* [To be done] Pull every line holding the string "patterns" from the records below.

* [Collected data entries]
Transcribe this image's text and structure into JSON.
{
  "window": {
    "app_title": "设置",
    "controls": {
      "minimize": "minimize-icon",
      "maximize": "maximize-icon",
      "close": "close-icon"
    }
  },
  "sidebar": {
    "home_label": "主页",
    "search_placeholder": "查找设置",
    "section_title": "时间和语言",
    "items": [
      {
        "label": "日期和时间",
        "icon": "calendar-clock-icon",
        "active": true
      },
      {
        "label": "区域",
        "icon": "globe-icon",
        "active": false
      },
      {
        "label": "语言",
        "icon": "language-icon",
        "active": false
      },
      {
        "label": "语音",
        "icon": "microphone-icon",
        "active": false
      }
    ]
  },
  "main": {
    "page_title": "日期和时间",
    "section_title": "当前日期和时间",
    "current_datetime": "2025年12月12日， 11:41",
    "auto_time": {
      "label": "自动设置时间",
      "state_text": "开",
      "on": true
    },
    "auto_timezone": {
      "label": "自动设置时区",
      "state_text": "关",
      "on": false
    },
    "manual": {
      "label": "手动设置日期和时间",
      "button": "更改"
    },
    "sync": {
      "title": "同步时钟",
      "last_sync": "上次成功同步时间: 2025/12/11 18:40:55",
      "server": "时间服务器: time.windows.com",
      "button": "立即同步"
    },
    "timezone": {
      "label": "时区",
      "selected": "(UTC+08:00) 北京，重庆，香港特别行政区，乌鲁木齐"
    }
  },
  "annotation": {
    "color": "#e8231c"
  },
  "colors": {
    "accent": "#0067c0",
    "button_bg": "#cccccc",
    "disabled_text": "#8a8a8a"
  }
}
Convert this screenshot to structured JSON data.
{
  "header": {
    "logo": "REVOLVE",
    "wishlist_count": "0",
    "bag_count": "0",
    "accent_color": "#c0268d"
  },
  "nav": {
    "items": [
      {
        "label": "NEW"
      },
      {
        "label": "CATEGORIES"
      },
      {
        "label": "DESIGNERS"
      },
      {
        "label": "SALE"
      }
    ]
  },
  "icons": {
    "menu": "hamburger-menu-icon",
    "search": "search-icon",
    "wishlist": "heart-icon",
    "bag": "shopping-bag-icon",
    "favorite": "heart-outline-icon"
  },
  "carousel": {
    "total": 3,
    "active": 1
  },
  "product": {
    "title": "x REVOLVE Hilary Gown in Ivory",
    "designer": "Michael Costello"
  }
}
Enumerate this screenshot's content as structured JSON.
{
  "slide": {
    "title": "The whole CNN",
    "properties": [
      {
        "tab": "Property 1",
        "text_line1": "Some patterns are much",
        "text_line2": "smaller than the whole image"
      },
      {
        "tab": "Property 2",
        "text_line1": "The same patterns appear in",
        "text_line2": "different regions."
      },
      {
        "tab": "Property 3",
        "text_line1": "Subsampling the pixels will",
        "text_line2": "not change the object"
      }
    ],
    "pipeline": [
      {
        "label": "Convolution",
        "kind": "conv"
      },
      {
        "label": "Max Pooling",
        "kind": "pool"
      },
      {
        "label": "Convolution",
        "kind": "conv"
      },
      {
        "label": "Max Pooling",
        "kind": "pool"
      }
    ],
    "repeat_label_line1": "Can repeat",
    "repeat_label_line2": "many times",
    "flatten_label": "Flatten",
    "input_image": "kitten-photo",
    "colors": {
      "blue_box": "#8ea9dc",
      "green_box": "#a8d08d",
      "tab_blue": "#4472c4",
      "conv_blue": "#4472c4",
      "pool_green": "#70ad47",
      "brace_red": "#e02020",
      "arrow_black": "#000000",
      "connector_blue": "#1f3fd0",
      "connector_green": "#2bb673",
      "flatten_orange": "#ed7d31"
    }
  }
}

* [Response to this exercise]
        "text_line1": "Some patterns are much",
        "text_line1": "The same patterns appear in",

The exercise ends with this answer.